§ What the task asks
List every line in the material below that contains the word "Food", copying each line in full.
** Start of Data records **
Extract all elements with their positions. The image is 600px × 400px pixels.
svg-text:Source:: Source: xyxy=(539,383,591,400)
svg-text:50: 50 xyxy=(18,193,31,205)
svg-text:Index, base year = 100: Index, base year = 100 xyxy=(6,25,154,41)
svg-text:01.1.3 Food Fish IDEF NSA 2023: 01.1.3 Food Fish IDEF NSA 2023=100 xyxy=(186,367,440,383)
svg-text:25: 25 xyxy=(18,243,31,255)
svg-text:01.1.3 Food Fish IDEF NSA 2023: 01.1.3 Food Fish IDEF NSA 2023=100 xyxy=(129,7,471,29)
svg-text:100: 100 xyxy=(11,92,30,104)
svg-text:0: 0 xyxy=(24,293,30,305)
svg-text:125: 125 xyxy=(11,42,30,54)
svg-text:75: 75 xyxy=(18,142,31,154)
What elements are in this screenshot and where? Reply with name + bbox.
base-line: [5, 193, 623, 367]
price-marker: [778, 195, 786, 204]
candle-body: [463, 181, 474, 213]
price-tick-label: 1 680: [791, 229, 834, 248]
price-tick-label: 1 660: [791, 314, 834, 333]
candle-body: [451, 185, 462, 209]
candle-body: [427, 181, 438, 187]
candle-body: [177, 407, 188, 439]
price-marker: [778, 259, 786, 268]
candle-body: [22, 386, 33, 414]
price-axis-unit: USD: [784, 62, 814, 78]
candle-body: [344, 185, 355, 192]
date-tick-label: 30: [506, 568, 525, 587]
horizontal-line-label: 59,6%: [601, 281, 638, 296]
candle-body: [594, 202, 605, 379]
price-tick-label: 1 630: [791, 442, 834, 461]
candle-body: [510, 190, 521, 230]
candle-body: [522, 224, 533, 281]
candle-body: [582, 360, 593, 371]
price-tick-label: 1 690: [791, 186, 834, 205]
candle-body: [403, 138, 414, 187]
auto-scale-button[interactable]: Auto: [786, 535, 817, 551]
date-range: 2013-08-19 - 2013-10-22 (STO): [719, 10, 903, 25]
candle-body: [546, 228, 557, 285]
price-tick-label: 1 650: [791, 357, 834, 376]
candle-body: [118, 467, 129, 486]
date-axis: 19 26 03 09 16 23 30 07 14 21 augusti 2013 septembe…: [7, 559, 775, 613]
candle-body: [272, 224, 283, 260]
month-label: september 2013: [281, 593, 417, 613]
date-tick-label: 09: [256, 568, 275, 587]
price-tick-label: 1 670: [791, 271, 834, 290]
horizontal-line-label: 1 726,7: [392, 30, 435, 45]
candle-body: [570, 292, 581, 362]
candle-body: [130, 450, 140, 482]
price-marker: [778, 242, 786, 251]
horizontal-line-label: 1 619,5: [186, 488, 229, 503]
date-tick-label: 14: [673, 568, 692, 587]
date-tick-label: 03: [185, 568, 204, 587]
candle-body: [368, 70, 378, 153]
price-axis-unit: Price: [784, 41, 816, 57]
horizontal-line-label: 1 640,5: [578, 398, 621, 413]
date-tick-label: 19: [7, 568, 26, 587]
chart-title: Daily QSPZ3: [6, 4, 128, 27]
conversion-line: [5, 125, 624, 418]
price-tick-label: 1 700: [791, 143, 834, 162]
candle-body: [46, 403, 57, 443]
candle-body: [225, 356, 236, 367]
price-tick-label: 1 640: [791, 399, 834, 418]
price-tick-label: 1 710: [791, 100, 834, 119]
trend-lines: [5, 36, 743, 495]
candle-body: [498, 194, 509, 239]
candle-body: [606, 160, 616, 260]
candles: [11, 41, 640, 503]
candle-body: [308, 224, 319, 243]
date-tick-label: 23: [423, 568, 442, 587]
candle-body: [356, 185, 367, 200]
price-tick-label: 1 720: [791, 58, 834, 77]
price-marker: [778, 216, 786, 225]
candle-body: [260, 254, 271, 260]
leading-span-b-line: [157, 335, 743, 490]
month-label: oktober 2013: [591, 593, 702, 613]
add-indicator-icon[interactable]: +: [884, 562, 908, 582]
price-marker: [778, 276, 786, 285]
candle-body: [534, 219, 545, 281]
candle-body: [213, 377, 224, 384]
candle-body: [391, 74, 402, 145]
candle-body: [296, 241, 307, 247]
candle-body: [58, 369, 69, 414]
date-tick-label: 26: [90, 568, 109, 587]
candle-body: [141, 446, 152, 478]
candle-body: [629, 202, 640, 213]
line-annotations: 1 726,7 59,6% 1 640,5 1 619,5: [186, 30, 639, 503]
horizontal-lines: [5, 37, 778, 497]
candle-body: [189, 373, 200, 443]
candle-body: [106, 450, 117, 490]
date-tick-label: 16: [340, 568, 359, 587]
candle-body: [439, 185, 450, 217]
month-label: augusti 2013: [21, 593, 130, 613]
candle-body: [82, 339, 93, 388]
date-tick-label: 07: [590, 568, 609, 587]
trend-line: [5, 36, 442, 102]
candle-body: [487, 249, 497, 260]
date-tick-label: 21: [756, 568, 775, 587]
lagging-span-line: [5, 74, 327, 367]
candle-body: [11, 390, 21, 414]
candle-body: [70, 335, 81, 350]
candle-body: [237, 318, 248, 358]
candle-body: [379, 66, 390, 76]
** End of Data records **
§ Written response
svg-text:01.1.3 Food Fish IDEF NSA 2023: 01.1.3 Food Fish IDEF NSA 2023=100 xyxy=(186,367,440,383)
svg-text:01.1.3 Food Fish IDEF NSA 2023: 01.1.3 Food Fish IDEF NSA 2023=100 xyxy=(129,7,471,29)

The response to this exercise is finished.